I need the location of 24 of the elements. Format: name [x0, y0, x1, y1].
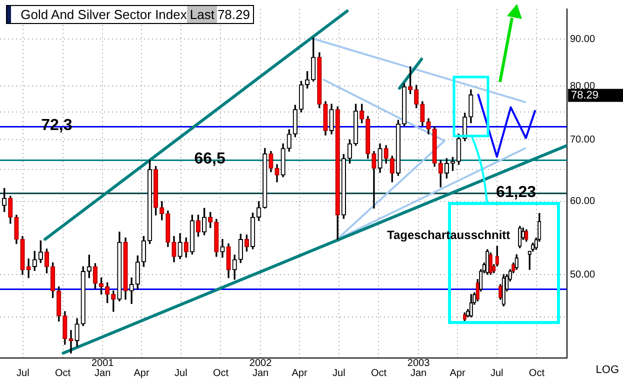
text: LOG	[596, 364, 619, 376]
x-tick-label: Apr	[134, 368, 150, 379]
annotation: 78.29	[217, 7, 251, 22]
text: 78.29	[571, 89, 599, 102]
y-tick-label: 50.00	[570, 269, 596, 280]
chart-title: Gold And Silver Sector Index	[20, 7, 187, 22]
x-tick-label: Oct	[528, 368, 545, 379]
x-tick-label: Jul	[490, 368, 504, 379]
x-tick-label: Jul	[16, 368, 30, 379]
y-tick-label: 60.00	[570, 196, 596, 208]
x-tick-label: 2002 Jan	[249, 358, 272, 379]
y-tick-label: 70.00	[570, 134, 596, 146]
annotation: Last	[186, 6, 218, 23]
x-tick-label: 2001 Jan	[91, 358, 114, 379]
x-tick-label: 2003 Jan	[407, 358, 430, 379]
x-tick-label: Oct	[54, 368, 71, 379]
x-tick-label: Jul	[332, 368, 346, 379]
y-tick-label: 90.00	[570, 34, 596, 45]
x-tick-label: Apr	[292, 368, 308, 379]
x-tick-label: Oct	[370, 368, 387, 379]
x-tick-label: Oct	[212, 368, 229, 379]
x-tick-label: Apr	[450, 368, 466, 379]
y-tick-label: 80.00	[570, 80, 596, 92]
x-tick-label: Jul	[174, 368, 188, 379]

○ ○ ○ ○ ○

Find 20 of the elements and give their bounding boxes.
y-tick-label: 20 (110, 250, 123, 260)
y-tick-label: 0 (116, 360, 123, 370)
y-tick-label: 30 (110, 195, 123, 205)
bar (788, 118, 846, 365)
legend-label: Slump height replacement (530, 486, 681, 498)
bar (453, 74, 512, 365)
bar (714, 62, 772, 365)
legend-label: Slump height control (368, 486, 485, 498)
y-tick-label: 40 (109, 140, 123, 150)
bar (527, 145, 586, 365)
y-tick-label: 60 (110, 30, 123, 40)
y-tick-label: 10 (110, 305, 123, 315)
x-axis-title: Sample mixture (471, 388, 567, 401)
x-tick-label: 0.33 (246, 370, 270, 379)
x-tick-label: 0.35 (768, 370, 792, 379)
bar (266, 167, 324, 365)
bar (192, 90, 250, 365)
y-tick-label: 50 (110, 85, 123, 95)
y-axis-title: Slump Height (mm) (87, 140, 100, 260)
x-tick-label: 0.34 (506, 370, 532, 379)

○ ○ ○ ○ ○

*EXERCISE DETAILS:* Pull out the stretch from the row containing "Find 20 of the" through the row containing "x-tick-label: 0.34 (506, 370, 532, 379)", both included, and reproduce those rows word for word.

*CORRECT RESPONSE:*
Find 20 of the elements and give their bounding boxes.
y-tick-label: 20 (110, 250, 123, 260)
y-tick-label: 0 (116, 360, 123, 370)
y-tick-label: 30 (110, 195, 123, 205)
bar (788, 118, 846, 365)
legend-label: Slump height replacement (530, 486, 681, 498)
bar (453, 74, 512, 365)
bar (714, 62, 772, 365)
legend-label: Slump height control (368, 486, 485, 498)
y-tick-label: 40 (109, 140, 123, 150)
bar (527, 145, 586, 365)
y-tick-label: 60 (110, 30, 123, 40)
y-tick-label: 10 (110, 305, 123, 315)
x-axis-title: Sample mixture (471, 388, 567, 401)
x-tick-label: 0.33 (246, 370, 270, 379)
x-tick-label: 0.35 (768, 370, 792, 379)
bar (266, 167, 324, 365)
bar (192, 90, 250, 365)
y-tick-label: 50 (110, 85, 123, 95)
y-axis-title: Slump Height (mm) (87, 140, 100, 260)
x-tick-label: 0.34 (506, 370, 532, 379)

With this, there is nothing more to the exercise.